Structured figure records
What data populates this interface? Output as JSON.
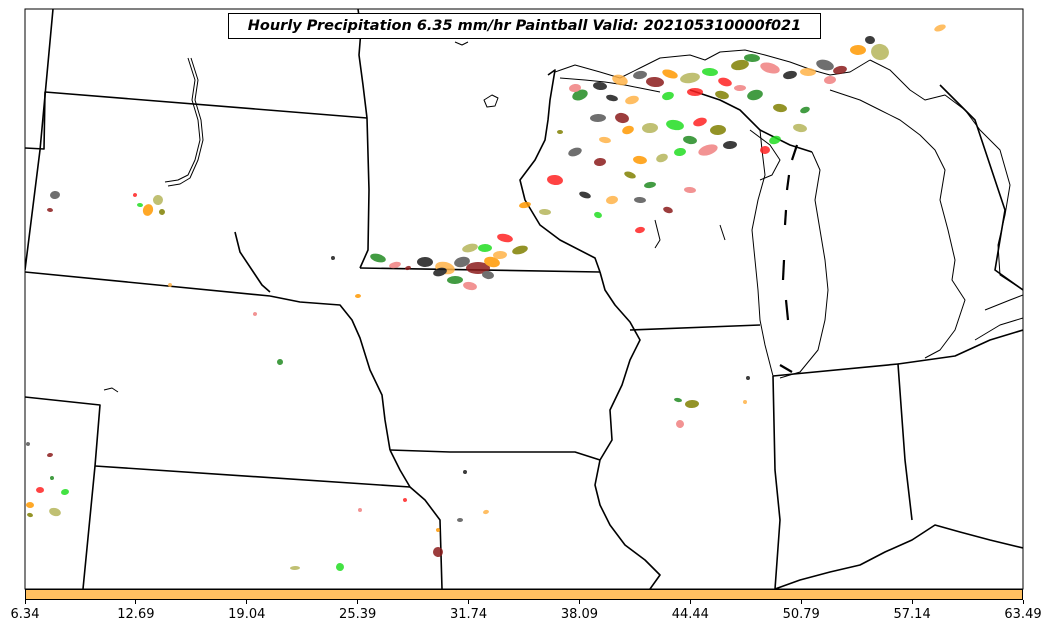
{
  "title": "Hourly Precipitation 6.35 mm/hr Paintball Valid: 202105310000f021",
  "colorbar": {
    "color": "#ffc061",
    "ticks": [
      "6.34",
      "12.69",
      "19.04",
      "25.39",
      "31.74",
      "38.09",
      "44.44",
      "50.79",
      "57.14",
      "63.49"
    ]
  },
  "paint_colors": [
    "#ff2222",
    "#ff9900",
    "#ffb347",
    "#228b22",
    "#22dd22",
    "#8b1a1a",
    "#1a1a1a",
    "#808000",
    "#b5b55a",
    "#555555",
    "#f08080"
  ]
}
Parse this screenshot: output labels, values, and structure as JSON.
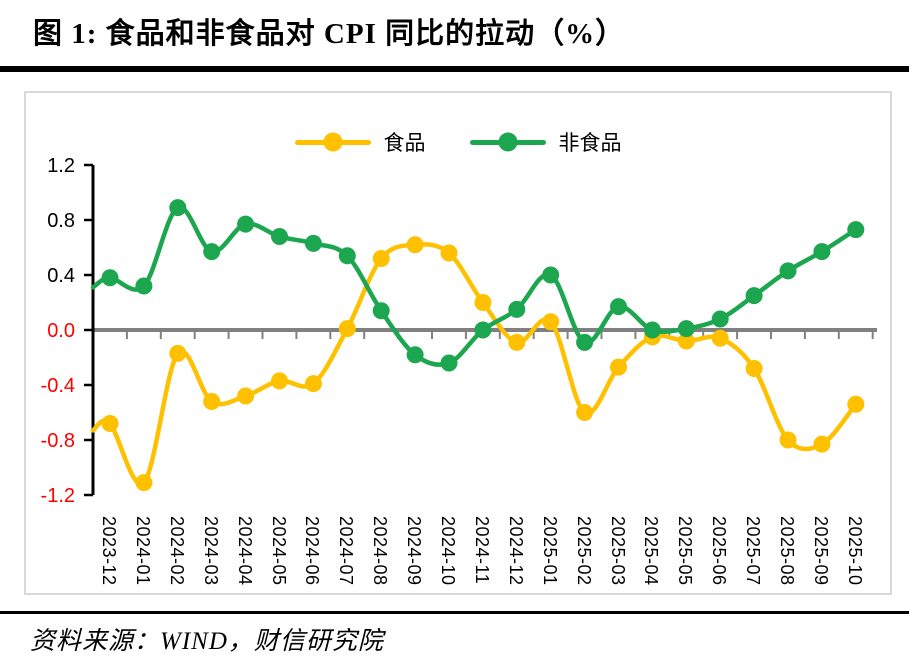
{
  "page": {
    "figure_title": "图 1:  食品和非食品对 CPI 同比的拉动（%）",
    "source_note": "资料来源：WIND，财信研究院"
  },
  "chart_data": {
    "type": "line",
    "title": "食品和非食品对 CPI 同比的拉动（%）",
    "smooth_lines": true,
    "markers": "circle",
    "grid": "none",
    "legend_position": "top-center",
    "categories": [
      "2023-12",
      "2024-01",
      "2024-02",
      "2024-03",
      "2024-04",
      "2024-05",
      "2024-06",
      "2024-07",
      "2024-08",
      "2024-09",
      "2024-10",
      "2024-11",
      "2024-12",
      "2025-01",
      "2025-02",
      "2025-03",
      "2025-04",
      "2025-05",
      "2025-06",
      "2025-07",
      "2025-08",
      "2025-09",
      "2025-10"
    ],
    "series": [
      {
        "name": "食品",
        "color": "#FFC000",
        "values": [
          -0.68,
          -1.11,
          -0.17,
          -0.52,
          -0.48,
          -0.37,
          -0.39,
          0.01,
          0.52,
          0.62,
          0.56,
          0.2,
          -0.09,
          0.06,
          -0.6,
          -0.27,
          -0.05,
          -0.08,
          -0.06,
          -0.28,
          -0.8,
          -0.83,
          -0.54
        ],
        "clipped_lead_value_at_axis": -0.73
      },
      {
        "name": "非食品",
        "color": "#1CA64F",
        "values": [
          0.38,
          0.32,
          0.89,
          0.57,
          0.77,
          0.68,
          0.63,
          0.54,
          0.14,
          -0.18,
          -0.24,
          0.0,
          0.15,
          0.4,
          -0.09,
          0.17,
          0.0,
          0.01,
          0.08,
          0.25,
          0.43,
          0.57,
          0.73
        ],
        "clipped_lead_value_at_axis": 0.31
      }
    ],
    "ylim": [
      -1.2,
      1.2
    ],
    "ytick_step": 0.4,
    "ytick_labels": [
      "1.2",
      "0.8",
      "0.4",
      "0.0",
      "-0.4",
      "-0.8",
      "-1.2"
    ],
    "axis_colors": {
      "positive_label": "#000000",
      "negative_label": "#FF0000",
      "axis_line": "#000000",
      "zero_line": "#808080",
      "panel_border": "#D9D9D9"
    }
  }
}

> [REQUIRED WORK]: The records above must be printed exactly; the pictures stay out.

> [OUTPUT BELOW]:
What data populates this interface? Output as JSON.
{
  "title": "Hourly Precipitation 6.35 mm/hr Paintball Valid: 202105310000f021",
  "colorbar": {
    "color": "#ffc061",
    "ticks": [
      "6.34",
      "12.69",
      "19.04",
      "25.39",
      "31.74",
      "38.09",
      "44.44",
      "50.79",
      "57.14",
      "63.49"
    ]
  },
  "paint_colors": [
    "#ff2222",
    "#ff9900",
    "#ffb347",
    "#228b22",
    "#22dd22",
    "#8b1a1a",
    "#1a1a1a",
    "#808000",
    "#b5b55a",
    "#555555",
    "#f08080"
  ]
}
Parse this screenshot: output labels, values, and structure as JSON.
{
  "page": {
    "figure_title": "图 1:  食品和非食品对 CPI 同比的拉动（%）",
    "source_note": "资料来源：WIND，财信研究院"
  },
  "chart_data": {
    "type": "line",
    "title": "食品和非食品对 CPI 同比的拉动（%）",
    "smooth_lines": true,
    "markers": "circle",
    "grid": "none",
    "legend_position": "top-center",
    "categories": [
      "2023-12",
      "2024-01",
      "2024-02",
      "2024-03",
      "2024-04",
      "2024-05",
      "2024-06",
      "2024-07",
      "2024-08",
      "2024-09",
      "2024-10",
      "2024-11",
      "2024-12",
      "2025-01",
      "2025-02",
      "2025-03",
      "2025-04",
      "2025-05",
      "2025-06",
      "2025-07",
      "2025-08",
      "2025-09",
      "2025-10"
    ],
    "series": [
      {
        "name": "食品",
        "color": "#FFC000",
        "values": [
          -0.68,
          -1.11,
          -0.17,
          -0.52,
          -0.48,
          -0.37,
          -0.39,
          0.01,
          0.52,
          0.62,
          0.56,
          0.2,
          -0.09,
          0.06,
          -0.6,
          -0.27,
          -0.05,
          -0.08,
          -0.06,
          -0.28,
          -0.8,
          -0.83,
          -0.54
        ],
        "clipped_lead_value_at_axis": -0.73
      },
      {
        "name": "非食品",
        "color": "#1CA64F",
        "values": [
          0.38,
          0.32,
          0.89,
          0.57,
          0.77,
          0.68,
          0.63,
          0.54,
          0.14,
          -0.18,
          -0.24,
          0.0,
          0.15,
          0.4,
          -0.09,
          0.17,
          0.0,
          0.01,
          0.08,
          0.25,
          0.43,
          0.57,
          0.73
        ],
        "clipped_lead_value_at_axis": 0.31
      }
    ],
    "ylim": [
      -1.2,
      1.2
    ],
    "ytick_step": 0.4,
    "ytick_labels": [
      "1.2",
      "0.8",
      "0.4",
      "0.0",
      "-0.4",
      "-0.8",
      "-1.2"
    ],
    "axis_colors": {
      "positive_label": "#000000",
      "negative_label": "#FF0000",
      "axis_line": "#000000",
      "zero_line": "#808080",
      "panel_border": "#D9D9D9"
    }
  }
}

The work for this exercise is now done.